What to work on -
Below is a listing. Gather each line of it that contains "траектории".

Data section -
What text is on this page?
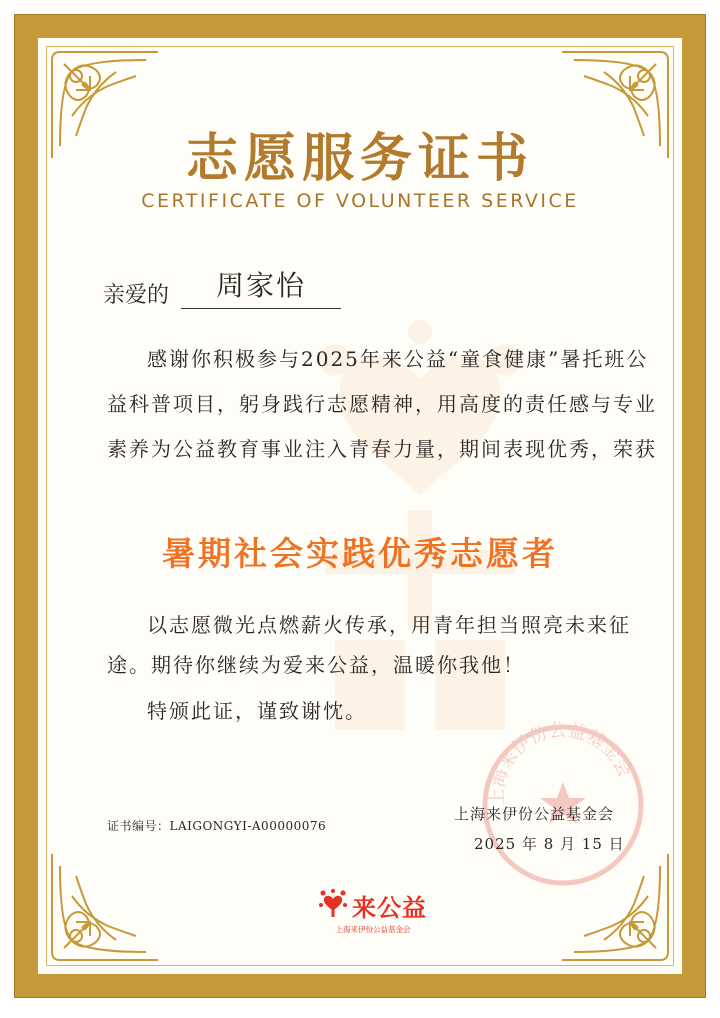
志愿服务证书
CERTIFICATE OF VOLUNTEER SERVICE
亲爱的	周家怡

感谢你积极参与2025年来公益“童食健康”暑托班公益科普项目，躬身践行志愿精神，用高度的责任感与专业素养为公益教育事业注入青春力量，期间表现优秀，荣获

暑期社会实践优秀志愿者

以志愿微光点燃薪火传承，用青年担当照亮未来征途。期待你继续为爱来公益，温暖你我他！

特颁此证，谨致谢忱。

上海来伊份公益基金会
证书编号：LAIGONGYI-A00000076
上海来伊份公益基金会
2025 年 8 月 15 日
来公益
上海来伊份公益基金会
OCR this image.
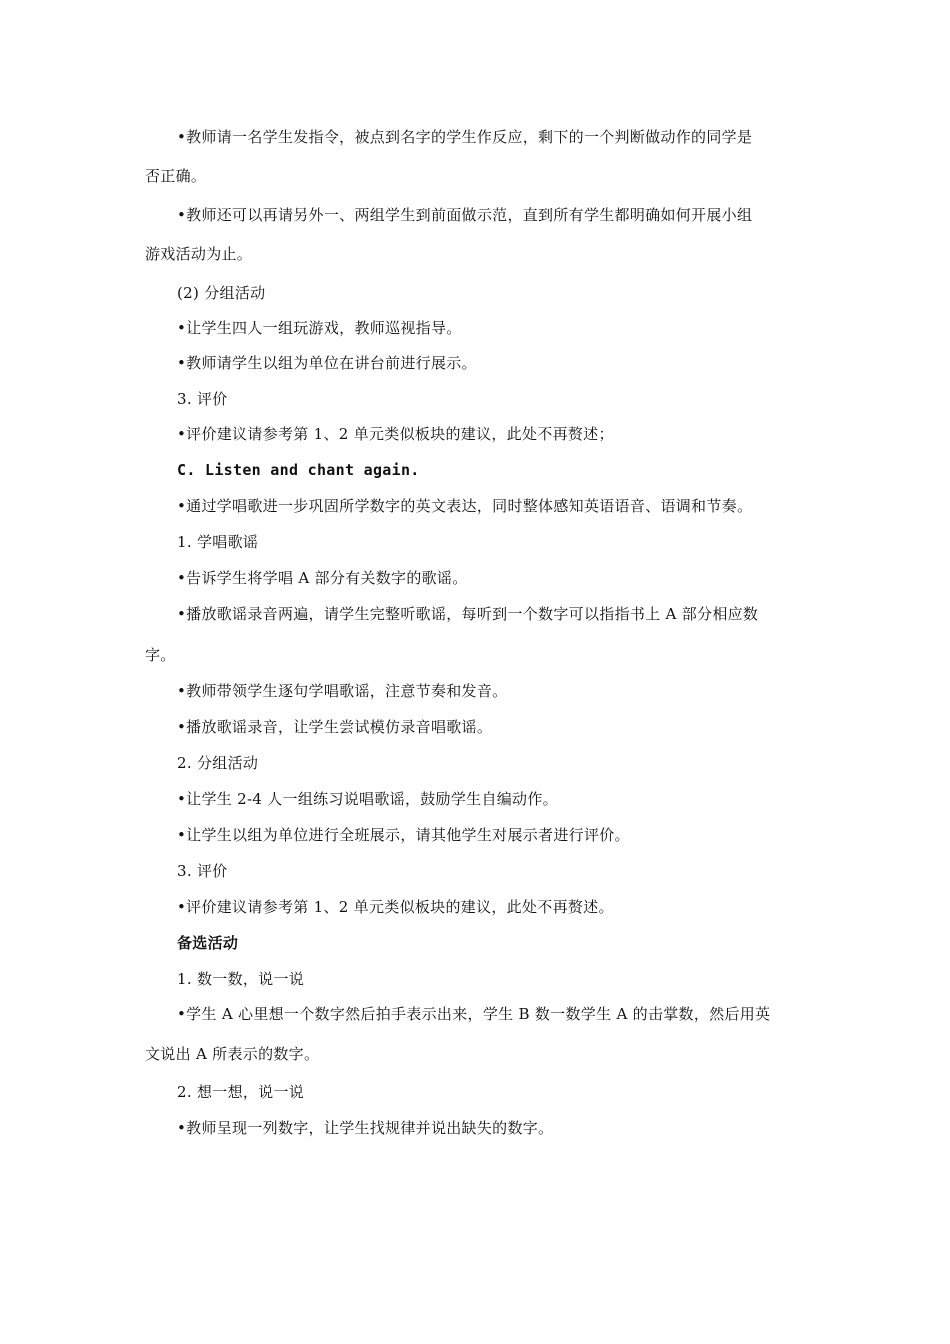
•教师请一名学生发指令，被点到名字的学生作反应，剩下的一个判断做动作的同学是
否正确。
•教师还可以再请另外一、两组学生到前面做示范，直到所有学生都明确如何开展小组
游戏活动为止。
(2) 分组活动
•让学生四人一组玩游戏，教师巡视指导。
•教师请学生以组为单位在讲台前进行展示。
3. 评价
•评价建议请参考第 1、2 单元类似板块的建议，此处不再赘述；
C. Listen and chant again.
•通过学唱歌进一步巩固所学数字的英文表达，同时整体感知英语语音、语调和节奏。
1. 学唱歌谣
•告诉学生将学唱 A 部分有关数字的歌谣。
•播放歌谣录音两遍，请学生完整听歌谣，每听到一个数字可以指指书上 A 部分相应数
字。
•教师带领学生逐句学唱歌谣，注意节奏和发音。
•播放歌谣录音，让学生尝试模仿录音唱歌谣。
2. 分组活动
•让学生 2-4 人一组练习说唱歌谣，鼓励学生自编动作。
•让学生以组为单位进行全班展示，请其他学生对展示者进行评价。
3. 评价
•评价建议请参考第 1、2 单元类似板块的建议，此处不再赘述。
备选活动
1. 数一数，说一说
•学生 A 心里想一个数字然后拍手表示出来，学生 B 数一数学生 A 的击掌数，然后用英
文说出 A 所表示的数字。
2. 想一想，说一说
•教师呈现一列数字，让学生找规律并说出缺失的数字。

--

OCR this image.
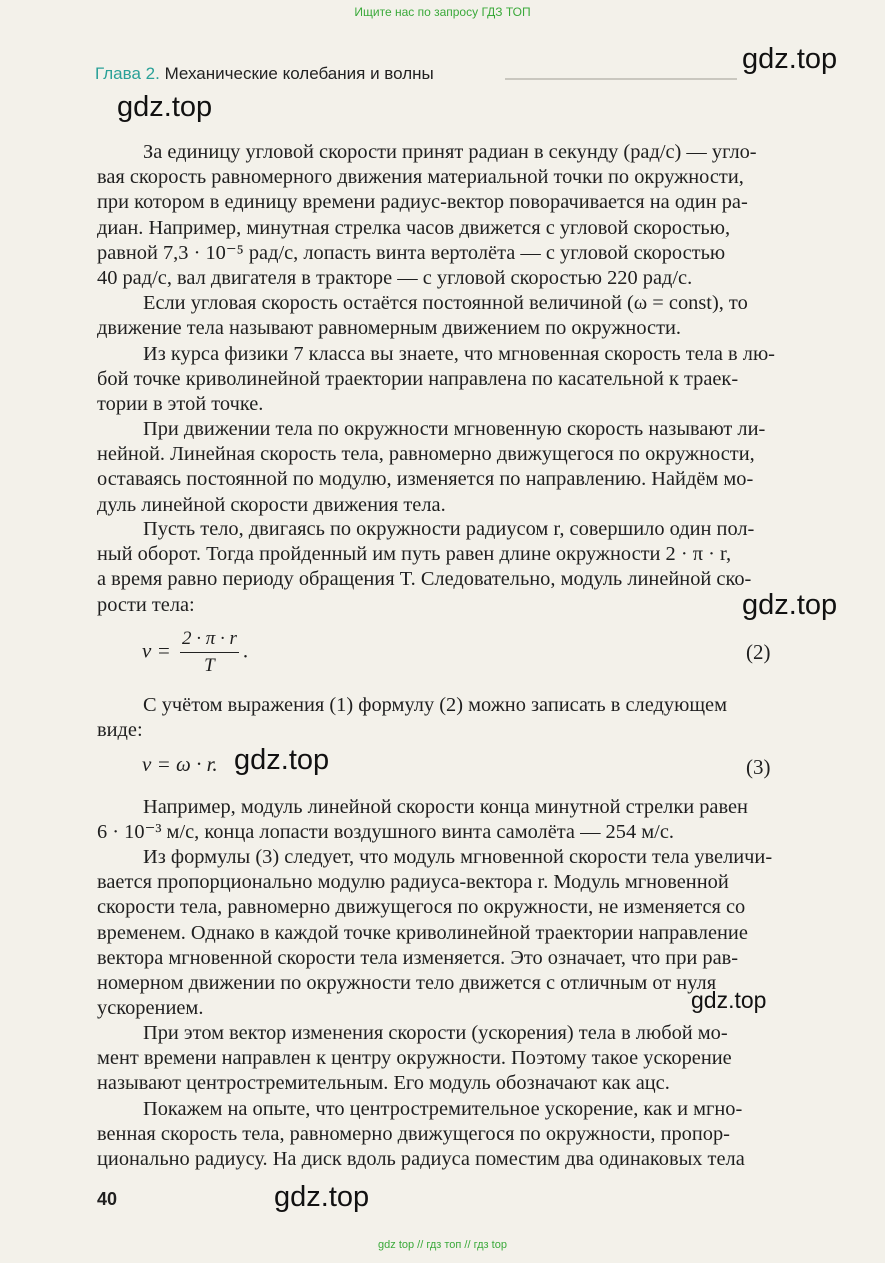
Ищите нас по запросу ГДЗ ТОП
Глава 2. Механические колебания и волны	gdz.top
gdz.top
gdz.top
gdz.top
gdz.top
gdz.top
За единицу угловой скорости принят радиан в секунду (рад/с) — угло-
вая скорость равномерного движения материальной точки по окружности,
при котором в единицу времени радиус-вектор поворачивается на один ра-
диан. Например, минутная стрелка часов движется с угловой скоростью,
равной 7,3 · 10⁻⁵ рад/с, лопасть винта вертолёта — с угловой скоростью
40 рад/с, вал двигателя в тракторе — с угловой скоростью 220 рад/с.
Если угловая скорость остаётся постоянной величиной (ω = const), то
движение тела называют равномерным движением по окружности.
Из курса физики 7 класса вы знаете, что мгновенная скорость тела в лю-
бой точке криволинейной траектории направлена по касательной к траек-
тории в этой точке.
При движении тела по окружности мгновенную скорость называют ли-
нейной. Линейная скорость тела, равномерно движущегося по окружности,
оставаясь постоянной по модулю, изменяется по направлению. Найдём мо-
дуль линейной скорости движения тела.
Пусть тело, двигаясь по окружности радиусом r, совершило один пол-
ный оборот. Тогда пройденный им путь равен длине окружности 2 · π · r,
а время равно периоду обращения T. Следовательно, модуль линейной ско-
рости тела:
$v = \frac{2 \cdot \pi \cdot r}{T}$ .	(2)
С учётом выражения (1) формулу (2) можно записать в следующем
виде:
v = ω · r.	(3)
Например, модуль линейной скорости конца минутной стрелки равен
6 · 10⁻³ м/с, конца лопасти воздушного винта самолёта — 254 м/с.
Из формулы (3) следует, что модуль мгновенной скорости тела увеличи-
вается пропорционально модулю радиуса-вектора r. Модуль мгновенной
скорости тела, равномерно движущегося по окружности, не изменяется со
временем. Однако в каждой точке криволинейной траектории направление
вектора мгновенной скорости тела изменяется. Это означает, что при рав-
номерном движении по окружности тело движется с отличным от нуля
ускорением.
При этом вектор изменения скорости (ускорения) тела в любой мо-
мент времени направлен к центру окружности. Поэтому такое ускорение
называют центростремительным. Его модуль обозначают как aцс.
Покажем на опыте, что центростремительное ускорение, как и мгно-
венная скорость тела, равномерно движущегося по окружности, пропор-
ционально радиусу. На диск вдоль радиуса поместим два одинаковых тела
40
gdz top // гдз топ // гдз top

Written solution -
бой точке криволинейной траектории направлена по касательной к траек-
временем. Однако в каждой точке криволинейной траектории направление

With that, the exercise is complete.